───── Data excerpts ─────

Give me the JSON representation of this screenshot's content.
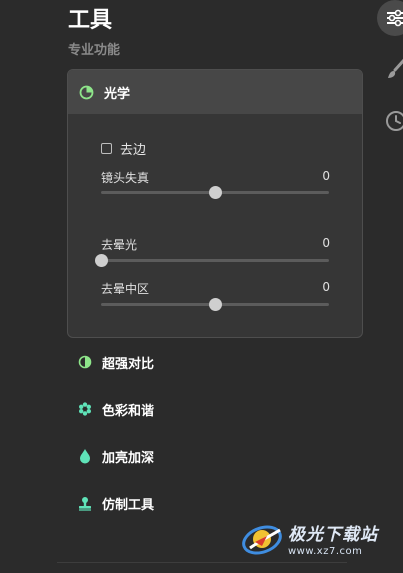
{
  "header": {
    "title": "工具",
    "subtitle": "专业功能"
  },
  "toolbar": {
    "items": [
      {
        "icon": "sliders-icon",
        "active": true
      },
      {
        "icon": "brush-icon",
        "active": false
      },
      {
        "icon": "clock-icon",
        "active": false
      }
    ]
  },
  "optics_panel": {
    "title": "光学",
    "icon": "lens-icon",
    "accent": "#8ee58a",
    "checkbox": {
      "label": "去边",
      "checked": false
    },
    "sliders": [
      {
        "label": "镜头失真",
        "value": "0",
        "position": 0.5
      },
      {
        "label": "去晕光",
        "value": "0",
        "position": 0.0
      },
      {
        "label": "去晕中区",
        "value": "0",
        "position": 0.5
      }
    ]
  },
  "tools": [
    {
      "label": "超强对比",
      "icon": "contrast-icon"
    },
    {
      "label": "色彩和谐",
      "icon": "flower-icon"
    },
    {
      "label": "加亮加深",
      "icon": "drop-icon"
    },
    {
      "label": "仿制工具",
      "icon": "stamp-icon"
    }
  ],
  "colors": {
    "accent_green": "#8ee58a",
    "tool_icon_teal": "#5fe3b8",
    "background": "#2b2b2b"
  },
  "watermark": {
    "brand": "极光下载站",
    "url": "www.xz7.com"
  }
}
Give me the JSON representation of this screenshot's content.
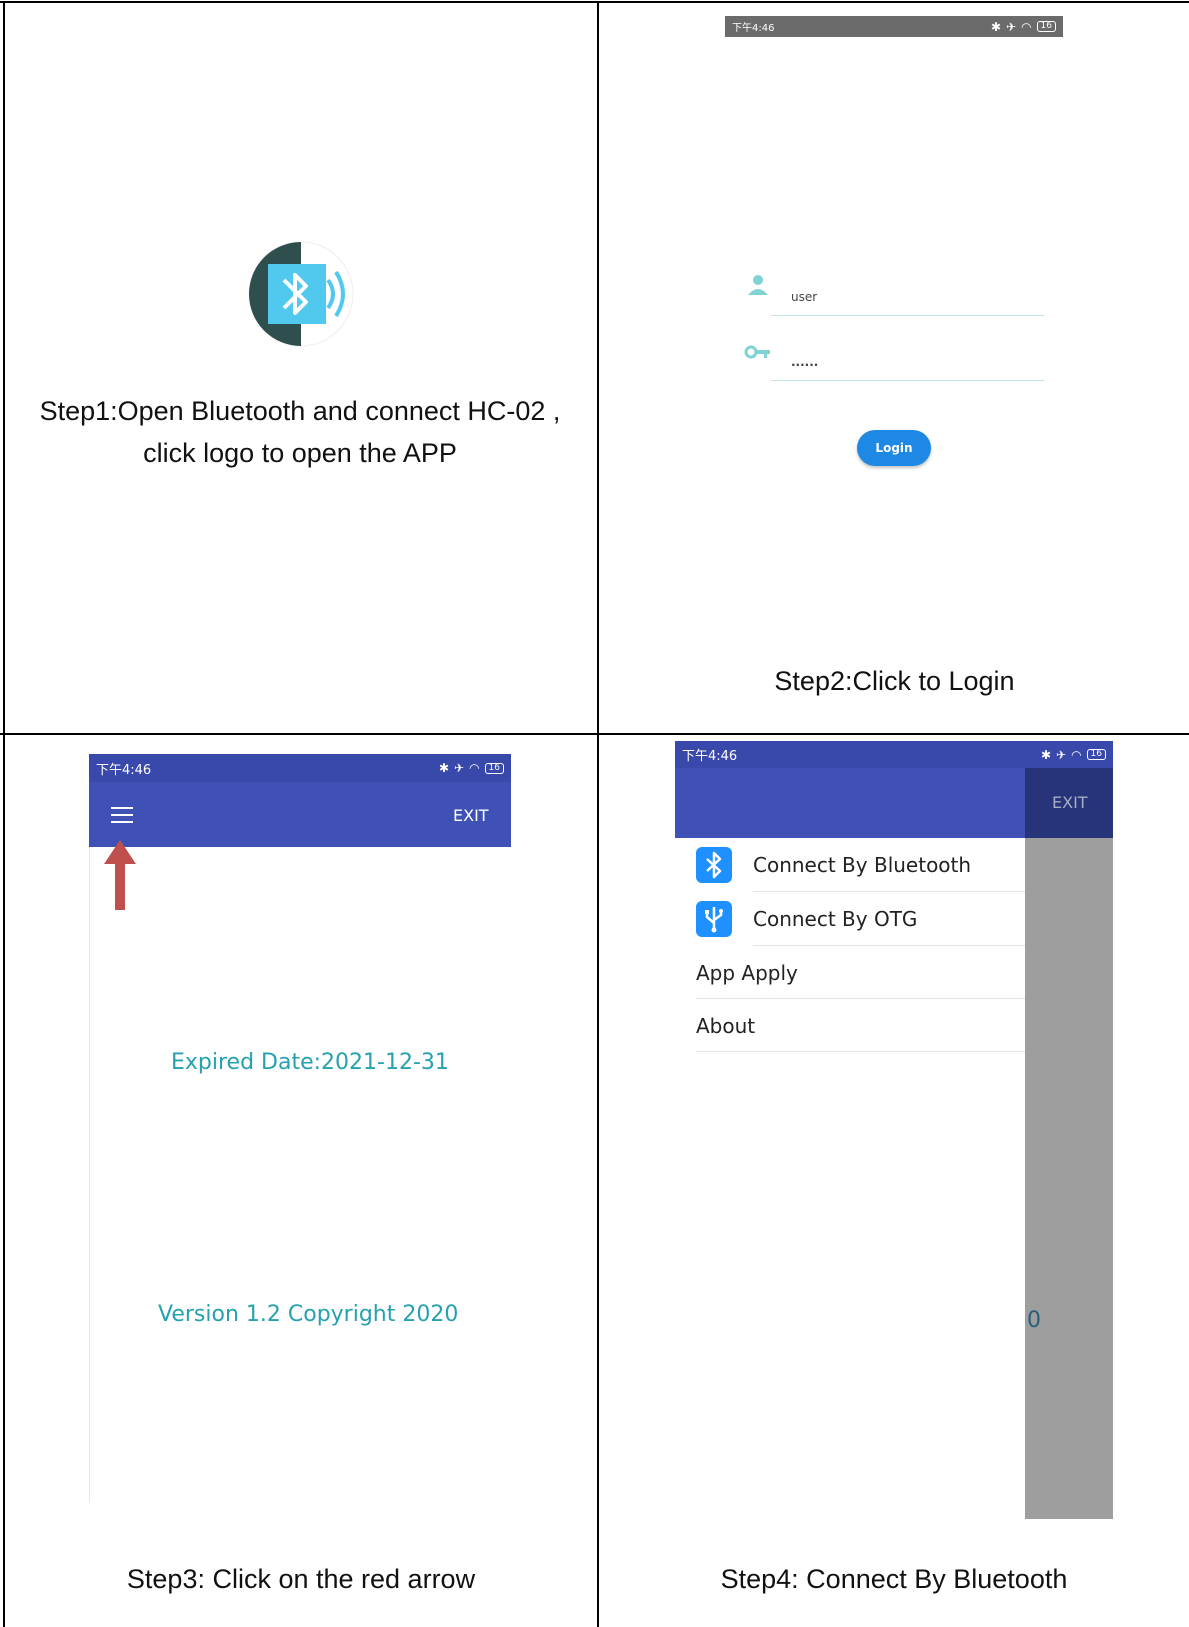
{
  "steps": {
    "step1": {
      "caption_line1": "Step1:Open Bluetooth and connect HC-02 ,",
      "caption_line2": "click logo to open the APP"
    },
    "step2": {
      "caption": "Step2:Click to Login"
    },
    "step3": {
      "caption": "Step3:  Click on the red arrow"
    },
    "step4": {
      "caption": "Step4:  Connect By Bluetooth"
    }
  },
  "status_bar": {
    "time": "下午4:46",
    "battery": "16"
  },
  "login": {
    "username": "user",
    "password": "......",
    "button_label": "Login"
  },
  "main_screen": {
    "exit_label": "EXIT",
    "expired": "Expired Date:2021-12-31",
    "version": "Version 1.2 Copyright 2020"
  },
  "drawer": {
    "exit_label": "EXIT",
    "items": [
      {
        "label": "Connect By Bluetooth",
        "icon": "bluetooth-icon"
      },
      {
        "label": "Connect By OTG",
        "icon": "usb-icon"
      },
      {
        "label": "App Apply"
      },
      {
        "label": "About"
      }
    ],
    "partial_value": "0"
  },
  "colors": {
    "app_bar": "#3f51b5",
    "teal_text": "#26a1b0",
    "login_button": "#1e88e5",
    "red_arrow": "#c0504d",
    "scrim": "#9e9e9e"
  }
}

─────

Goal ::
Word for word, quote the lines above. Omit the pictures.

Response below ::
Give me the JSON representation of this screenshot's content.
{
  "header": {
    "title": "工具",
    "subtitle": "专业功能"
  },
  "toolbar": {
    "items": [
      {
        "icon": "sliders-icon",
        "active": true
      },
      {
        "icon": "brush-icon",
        "active": false
      },
      {
        "icon": "clock-icon",
        "active": false
      }
    ]
  },
  "optics_panel": {
    "title": "光学",
    "icon": "lens-icon",
    "accent": "#8ee58a",
    "checkbox": {
      "label": "去边",
      "checked": false
    },
    "sliders": [
      {
        "label": "镜头失真",
        "value": "0",
        "position": 0.5
      },
      {
        "label": "去晕光",
        "value": "0",
        "position": 0.0
      },
      {
        "label": "去晕中区",
        "value": "0",
        "position": 0.5
      }
    ]
  },
  "tools": [
    {
      "label": "超强对比",
      "icon": "contrast-icon"
    },
    {
      "label": "色彩和谐",
      "icon": "flower-icon"
    },
    {
      "label": "加亮加深",
      "icon": "drop-icon"
    },
    {
      "label": "仿制工具",
      "icon": "stamp-icon"
    }
  ],
  "colors": {
    "accent_green": "#8ee58a",
    "tool_icon_teal": "#5fe3b8",
    "background": "#2b2b2b"
  },
  "watermark": {
    "brand": "极光下载站",
    "url": "www.xz7.com"
  }
}
Give me the JSON representation of this screenshot's content.
{
  "steps": {
    "step1": {
      "caption_line1": "Step1:Open Bluetooth and connect HC-02 ,",
      "caption_line2": "click logo to open the APP"
    },
    "step2": {
      "caption": "Step2:Click to Login"
    },
    "step3": {
      "caption": "Step3:  Click on the red arrow"
    },
    "step4": {
      "caption": "Step4:  Connect By Bluetooth"
    }
  },
  "status_bar": {
    "time": "下午4:46",
    "battery": "16"
  },
  "login": {
    "username": "user",
    "password": "......",
    "button_label": "Login"
  },
  "main_screen": {
    "exit_label": "EXIT",
    "expired": "Expired Date:2021-12-31",
    "version": "Version 1.2 Copyright 2020"
  },
  "drawer": {
    "exit_label": "EXIT",
    "items": [
      {
        "label": "Connect By Bluetooth",
        "icon": "bluetooth-icon"
      },
      {
        "label": "Connect By OTG",
        "icon": "usb-icon"
      },
      {
        "label": "App Apply"
      },
      {
        "label": "About"
      }
    ],
    "partial_value": "0"
  },
  "colors": {
    "app_bar": "#3f51b5",
    "teal_text": "#26a1b0",
    "login_button": "#1e88e5",
    "red_arrow": "#c0504d",
    "scrim": "#9e9e9e"
  }
}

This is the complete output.